━━━━━ Supplied records

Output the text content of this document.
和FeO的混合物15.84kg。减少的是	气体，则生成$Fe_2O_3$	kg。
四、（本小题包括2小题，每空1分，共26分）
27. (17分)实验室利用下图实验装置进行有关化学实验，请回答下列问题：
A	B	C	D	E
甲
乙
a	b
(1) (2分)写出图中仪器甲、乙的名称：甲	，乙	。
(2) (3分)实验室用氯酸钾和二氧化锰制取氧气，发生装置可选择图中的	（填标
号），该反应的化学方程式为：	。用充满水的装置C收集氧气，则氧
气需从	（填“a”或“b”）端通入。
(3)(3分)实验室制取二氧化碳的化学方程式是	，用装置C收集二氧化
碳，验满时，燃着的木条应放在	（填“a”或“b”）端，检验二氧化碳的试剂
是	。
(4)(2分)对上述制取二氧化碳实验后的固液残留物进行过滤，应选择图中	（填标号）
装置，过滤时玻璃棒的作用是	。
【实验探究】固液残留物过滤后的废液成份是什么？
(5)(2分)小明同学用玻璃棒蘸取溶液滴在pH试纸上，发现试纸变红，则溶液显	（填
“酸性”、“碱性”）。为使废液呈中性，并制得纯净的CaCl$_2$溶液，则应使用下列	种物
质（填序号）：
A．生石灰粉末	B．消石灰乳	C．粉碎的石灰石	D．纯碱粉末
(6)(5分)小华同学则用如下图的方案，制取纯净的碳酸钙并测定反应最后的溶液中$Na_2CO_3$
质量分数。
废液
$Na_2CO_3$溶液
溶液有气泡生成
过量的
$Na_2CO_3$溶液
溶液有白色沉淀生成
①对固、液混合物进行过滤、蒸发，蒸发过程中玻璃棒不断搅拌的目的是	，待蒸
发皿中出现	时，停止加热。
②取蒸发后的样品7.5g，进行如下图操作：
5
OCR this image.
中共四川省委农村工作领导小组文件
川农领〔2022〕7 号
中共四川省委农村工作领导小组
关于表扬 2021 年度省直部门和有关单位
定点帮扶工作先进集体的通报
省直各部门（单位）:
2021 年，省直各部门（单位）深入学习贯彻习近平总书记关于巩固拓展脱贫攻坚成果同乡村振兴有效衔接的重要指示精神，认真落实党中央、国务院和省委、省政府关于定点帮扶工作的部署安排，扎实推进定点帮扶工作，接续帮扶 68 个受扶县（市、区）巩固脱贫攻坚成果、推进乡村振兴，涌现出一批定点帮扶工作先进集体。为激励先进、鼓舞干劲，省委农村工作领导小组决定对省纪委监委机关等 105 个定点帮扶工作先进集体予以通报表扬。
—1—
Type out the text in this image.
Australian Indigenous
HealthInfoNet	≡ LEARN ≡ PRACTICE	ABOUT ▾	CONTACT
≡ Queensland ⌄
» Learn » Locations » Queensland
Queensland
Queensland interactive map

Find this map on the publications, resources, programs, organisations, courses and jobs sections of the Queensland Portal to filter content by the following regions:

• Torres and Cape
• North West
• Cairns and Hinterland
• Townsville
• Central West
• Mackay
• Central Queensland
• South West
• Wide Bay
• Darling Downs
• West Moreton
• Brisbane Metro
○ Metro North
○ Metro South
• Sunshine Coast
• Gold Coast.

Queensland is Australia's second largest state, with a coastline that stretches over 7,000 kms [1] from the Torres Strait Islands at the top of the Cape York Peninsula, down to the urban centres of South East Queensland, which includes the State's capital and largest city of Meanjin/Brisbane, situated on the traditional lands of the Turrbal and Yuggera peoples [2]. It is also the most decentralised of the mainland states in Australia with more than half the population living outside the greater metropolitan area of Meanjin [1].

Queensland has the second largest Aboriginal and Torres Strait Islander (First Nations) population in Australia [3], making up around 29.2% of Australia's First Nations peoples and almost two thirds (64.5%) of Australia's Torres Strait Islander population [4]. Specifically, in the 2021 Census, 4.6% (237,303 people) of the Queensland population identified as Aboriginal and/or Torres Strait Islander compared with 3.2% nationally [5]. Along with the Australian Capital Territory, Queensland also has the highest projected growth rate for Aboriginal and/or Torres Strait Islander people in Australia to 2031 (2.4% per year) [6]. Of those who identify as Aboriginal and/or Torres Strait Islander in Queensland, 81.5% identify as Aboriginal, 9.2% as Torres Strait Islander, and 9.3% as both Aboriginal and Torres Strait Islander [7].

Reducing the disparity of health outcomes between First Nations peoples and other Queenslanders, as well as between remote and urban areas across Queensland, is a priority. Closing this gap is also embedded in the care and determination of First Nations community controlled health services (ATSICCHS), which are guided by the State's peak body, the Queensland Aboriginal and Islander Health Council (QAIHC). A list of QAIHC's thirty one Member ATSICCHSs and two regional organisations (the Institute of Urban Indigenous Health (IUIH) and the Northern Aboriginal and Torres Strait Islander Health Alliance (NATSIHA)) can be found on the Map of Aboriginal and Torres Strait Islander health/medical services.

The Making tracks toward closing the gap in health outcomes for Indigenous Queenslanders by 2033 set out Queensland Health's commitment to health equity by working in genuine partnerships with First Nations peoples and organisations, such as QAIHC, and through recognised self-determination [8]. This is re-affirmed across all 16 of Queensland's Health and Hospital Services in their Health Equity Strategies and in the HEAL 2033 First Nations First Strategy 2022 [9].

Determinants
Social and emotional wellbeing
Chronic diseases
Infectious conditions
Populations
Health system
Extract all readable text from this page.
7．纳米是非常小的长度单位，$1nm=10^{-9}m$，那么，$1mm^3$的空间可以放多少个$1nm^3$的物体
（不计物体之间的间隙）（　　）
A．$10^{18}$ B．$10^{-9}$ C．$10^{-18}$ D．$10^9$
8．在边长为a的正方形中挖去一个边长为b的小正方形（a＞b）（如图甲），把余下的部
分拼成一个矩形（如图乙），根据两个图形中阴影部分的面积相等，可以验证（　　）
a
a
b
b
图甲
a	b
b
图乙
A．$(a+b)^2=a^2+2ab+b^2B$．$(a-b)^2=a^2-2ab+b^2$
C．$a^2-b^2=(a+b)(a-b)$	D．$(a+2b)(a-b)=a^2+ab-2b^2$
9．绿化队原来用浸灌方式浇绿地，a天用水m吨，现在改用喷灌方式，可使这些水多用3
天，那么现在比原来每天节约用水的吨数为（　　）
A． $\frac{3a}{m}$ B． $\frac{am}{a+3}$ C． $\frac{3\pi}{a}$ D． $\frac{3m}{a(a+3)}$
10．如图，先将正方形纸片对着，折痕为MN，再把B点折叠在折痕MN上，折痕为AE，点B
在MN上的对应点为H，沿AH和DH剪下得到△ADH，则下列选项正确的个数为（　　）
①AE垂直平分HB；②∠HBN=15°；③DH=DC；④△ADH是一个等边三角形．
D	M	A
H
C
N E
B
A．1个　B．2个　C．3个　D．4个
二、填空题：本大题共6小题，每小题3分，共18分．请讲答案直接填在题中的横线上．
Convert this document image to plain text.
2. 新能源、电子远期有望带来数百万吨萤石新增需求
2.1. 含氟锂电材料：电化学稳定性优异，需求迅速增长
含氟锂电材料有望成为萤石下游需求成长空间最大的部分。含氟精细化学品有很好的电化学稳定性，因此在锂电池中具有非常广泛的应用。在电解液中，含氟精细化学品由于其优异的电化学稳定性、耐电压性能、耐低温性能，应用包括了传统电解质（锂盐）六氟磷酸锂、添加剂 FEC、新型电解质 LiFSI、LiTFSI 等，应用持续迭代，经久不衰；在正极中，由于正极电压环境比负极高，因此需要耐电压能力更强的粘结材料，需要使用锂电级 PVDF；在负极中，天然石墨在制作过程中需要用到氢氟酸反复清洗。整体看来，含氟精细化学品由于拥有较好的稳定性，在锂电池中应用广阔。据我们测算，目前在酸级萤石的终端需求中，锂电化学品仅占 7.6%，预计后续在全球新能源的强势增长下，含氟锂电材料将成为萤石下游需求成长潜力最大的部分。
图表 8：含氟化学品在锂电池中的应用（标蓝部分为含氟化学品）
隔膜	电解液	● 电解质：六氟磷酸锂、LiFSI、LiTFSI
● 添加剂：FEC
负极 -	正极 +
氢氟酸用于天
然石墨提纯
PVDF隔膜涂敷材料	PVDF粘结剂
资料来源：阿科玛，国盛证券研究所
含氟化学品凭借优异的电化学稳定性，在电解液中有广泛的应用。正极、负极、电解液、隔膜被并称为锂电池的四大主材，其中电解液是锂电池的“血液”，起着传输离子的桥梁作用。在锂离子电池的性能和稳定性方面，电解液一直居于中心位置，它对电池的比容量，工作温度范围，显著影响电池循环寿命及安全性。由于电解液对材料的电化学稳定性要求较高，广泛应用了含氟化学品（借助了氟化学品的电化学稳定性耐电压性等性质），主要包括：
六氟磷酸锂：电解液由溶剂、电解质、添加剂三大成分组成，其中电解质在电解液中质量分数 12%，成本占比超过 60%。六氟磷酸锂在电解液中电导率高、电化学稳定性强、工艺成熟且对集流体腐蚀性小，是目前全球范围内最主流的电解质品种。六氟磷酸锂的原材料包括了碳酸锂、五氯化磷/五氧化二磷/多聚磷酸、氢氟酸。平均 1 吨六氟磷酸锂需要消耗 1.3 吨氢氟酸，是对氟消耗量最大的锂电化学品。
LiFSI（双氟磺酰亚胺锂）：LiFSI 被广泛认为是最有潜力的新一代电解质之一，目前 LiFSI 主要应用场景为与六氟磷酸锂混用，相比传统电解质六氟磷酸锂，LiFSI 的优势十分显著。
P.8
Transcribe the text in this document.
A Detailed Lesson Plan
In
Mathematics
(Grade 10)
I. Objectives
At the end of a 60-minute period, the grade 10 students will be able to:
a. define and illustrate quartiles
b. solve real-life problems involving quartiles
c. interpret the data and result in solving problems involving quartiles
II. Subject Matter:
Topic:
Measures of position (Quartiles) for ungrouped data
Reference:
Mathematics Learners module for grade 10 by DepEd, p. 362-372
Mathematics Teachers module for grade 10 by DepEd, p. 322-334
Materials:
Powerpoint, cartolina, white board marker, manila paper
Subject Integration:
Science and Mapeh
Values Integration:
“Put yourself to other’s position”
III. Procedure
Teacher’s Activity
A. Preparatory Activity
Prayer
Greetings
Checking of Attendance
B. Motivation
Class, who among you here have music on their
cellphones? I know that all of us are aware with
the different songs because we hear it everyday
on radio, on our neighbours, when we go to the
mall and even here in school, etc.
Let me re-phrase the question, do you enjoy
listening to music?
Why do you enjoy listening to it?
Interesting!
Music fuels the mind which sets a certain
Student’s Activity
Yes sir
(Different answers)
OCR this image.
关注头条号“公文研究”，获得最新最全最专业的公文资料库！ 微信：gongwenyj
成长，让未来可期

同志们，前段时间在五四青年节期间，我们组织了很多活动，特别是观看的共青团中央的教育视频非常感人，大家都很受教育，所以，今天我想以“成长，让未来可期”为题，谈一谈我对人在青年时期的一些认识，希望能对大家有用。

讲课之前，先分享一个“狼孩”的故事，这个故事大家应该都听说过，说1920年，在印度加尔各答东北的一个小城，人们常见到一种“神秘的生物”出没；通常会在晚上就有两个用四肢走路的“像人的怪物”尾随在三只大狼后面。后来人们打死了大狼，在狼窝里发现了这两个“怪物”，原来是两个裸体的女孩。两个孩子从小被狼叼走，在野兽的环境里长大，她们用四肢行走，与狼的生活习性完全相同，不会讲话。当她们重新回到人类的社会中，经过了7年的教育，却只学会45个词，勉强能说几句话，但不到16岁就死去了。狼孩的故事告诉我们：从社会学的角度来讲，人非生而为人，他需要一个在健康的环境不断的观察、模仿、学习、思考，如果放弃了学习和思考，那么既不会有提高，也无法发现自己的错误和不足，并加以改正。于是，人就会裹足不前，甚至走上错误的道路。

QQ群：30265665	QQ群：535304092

━━━━━━━━━━

**Exercise requirements:**
Reproduce each line from the records that contains the word "data".

**Response to this exercise:**
c. interpret the data and result in solving problems involving quartiles
Measures of position (Quartiles) for ungrouped data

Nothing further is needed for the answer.